Trecho do documento:

-------

E é preciso dizer que nessas terras houve ilustrações lamentáveis da nova lógica de cooptação do #8M. No Brasil e em muito países, felicitações, flores e votos enviesados já há muito têm colonizado o 8 de março. Mas em 2022 a apropriação assumiu contornos mais indigestos, entre outras razões por ser este um ano eleitoral. Assistimos como as forças antigênero instaladas no poder usaram descaradamente a data para legitimar sua pauta política antifeminista e projetar seu ideário acerca do lugar e papel das mulheres na sociedade. Dessa avalanche de falas e eventos, é inevitável pinçar o discurso de um sorridente Jair Bolsonaro: as mulheres estão “praticamente integradas à sociedade”. Por pouco não ouvimos afirmação ainda mais absurda como complementação: as mulheres só perdem para os indígenas. Já o Procurador-Geral não perdeu a oportunidade para explicitar sua própria definição de “integração das mulheres”: Augusto Aras declarou que o #8M é uma homenagem às mulheres por que agora elas já podem fazer o que quiserem “sem perder a feminilidade”, por que já  têm o enorme “prazer de escolher a cor das unhas” e também “o sapato”. Ou seja, uma versão “adulta” do conhecido bordão da ex-ministra Damares Alves: “meninas vestem rosa e meninos vestem azul”. 

Do outro lado do mundo, tal como relatado no Global Voices, a ditadura do Turcomenistão – regime que também ficou famoso pelo negacionismo frente ​​à COVID-19 – também fez do #8M uma data da maternidade e da feminilidade. Já no vizinho Uruguai, a deputada Inés Monzillo, do partido de extrema-direita Cabildo Abierto, aproveitou a ocasião para criticar o “Feminismo do 8M” e difundir a que a educação sexual deve ser ministrada em casa e pela família. 

Mas o exemplo mais grotesco de como as forças conservadoras e de direita estão reconfigurando a data vem da Espanha, onde a ONG Hazte Oir inaugurou um centro dedicado a dissuadir as mulheres de interromper uma gravidez indesejada. A instituição, chamada #RefugioProVida, está localizada em frente a um centro de saúde que realiza o procedimento. Na inauguração da nova entidade, o porta-voz da Hazte Oir disse que essa “iniciativa memorável” tinha como objetivo lembrar às mulheres no 8 de março que elas devem “se comprometer com a vida que carregam dentro de si”.

-------

Material fornecido:
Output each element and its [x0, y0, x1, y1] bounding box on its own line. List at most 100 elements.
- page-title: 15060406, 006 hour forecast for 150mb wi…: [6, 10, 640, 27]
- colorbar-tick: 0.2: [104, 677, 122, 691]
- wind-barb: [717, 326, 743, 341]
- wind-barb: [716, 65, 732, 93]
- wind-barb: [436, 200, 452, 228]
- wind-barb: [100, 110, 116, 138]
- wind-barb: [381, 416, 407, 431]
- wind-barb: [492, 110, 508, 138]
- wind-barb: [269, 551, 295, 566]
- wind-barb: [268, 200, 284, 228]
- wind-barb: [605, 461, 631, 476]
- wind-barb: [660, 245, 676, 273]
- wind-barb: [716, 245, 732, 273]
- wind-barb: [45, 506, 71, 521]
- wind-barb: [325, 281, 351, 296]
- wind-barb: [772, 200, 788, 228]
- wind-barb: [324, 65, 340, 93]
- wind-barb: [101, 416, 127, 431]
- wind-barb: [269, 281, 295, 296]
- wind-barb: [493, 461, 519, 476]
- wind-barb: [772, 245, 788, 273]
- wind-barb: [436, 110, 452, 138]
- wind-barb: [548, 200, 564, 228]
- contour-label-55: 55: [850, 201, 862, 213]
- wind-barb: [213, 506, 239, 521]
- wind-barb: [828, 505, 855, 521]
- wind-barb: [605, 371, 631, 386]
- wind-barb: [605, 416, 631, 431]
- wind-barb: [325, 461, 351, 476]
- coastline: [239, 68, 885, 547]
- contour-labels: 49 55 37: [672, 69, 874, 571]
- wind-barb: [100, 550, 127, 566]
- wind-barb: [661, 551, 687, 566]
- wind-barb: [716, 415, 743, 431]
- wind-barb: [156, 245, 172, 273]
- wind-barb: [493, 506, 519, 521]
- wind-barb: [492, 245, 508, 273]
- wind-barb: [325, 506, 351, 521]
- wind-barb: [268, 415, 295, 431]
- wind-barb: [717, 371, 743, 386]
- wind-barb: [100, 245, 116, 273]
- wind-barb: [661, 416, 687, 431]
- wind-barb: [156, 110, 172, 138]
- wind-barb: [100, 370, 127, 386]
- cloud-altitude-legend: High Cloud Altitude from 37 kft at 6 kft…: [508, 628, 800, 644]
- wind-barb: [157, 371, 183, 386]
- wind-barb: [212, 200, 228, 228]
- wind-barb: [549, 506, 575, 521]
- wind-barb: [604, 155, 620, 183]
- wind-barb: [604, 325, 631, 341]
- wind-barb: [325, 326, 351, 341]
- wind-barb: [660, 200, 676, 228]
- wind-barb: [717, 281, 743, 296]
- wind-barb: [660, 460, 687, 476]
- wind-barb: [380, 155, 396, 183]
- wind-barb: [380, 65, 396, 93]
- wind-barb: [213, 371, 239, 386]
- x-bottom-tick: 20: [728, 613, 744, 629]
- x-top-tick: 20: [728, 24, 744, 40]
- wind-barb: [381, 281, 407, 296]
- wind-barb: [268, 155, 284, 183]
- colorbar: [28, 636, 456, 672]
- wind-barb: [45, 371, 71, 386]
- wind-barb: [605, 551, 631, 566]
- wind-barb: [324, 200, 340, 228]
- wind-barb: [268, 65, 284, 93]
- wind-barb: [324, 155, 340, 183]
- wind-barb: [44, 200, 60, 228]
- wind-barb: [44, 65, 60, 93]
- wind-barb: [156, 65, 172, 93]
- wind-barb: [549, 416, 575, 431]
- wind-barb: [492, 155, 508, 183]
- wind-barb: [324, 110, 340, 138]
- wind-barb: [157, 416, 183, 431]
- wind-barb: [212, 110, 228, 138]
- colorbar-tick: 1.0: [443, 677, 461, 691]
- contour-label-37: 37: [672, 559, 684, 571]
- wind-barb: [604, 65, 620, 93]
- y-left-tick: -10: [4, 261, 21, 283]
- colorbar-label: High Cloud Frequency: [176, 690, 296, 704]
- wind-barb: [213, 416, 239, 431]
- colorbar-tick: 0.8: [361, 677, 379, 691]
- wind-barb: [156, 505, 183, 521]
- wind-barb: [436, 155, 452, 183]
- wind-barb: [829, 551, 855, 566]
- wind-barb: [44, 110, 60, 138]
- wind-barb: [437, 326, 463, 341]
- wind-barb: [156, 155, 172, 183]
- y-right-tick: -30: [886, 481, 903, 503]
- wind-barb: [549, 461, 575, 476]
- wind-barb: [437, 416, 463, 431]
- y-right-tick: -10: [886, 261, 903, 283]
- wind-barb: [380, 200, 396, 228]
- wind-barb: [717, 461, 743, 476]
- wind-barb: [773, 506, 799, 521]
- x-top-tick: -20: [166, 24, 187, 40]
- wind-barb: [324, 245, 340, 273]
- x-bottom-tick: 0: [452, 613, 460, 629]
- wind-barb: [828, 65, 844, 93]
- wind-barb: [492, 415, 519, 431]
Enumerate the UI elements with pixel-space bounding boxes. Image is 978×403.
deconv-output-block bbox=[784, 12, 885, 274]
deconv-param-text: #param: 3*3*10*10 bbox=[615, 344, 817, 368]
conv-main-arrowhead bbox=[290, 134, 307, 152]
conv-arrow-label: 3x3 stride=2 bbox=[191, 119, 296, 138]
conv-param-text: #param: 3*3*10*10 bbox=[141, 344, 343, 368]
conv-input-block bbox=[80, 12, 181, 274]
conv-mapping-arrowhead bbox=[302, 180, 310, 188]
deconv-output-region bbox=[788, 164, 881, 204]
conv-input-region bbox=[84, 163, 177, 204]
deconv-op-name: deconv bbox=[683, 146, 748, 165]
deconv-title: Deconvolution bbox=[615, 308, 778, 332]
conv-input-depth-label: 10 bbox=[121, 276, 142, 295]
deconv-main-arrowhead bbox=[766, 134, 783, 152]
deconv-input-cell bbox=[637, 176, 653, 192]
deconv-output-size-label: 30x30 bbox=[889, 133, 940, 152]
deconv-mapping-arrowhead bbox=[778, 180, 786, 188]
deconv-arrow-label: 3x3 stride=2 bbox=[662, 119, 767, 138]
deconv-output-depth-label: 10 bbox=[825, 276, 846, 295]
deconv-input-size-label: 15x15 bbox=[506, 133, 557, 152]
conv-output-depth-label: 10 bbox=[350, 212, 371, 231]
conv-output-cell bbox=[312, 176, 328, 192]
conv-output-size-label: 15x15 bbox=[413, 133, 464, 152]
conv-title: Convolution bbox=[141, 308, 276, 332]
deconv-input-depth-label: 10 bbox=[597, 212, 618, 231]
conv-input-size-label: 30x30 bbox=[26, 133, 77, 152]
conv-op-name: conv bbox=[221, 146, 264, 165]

-------

Objetivo do exercício: Segundo o trecho do documento, onde está localizado o #RefugioProVida? As linhas são um material independente do trecho do documento.

Solução do problema: Em frente a um centro de saúde que realiza a interrupção da gravidez.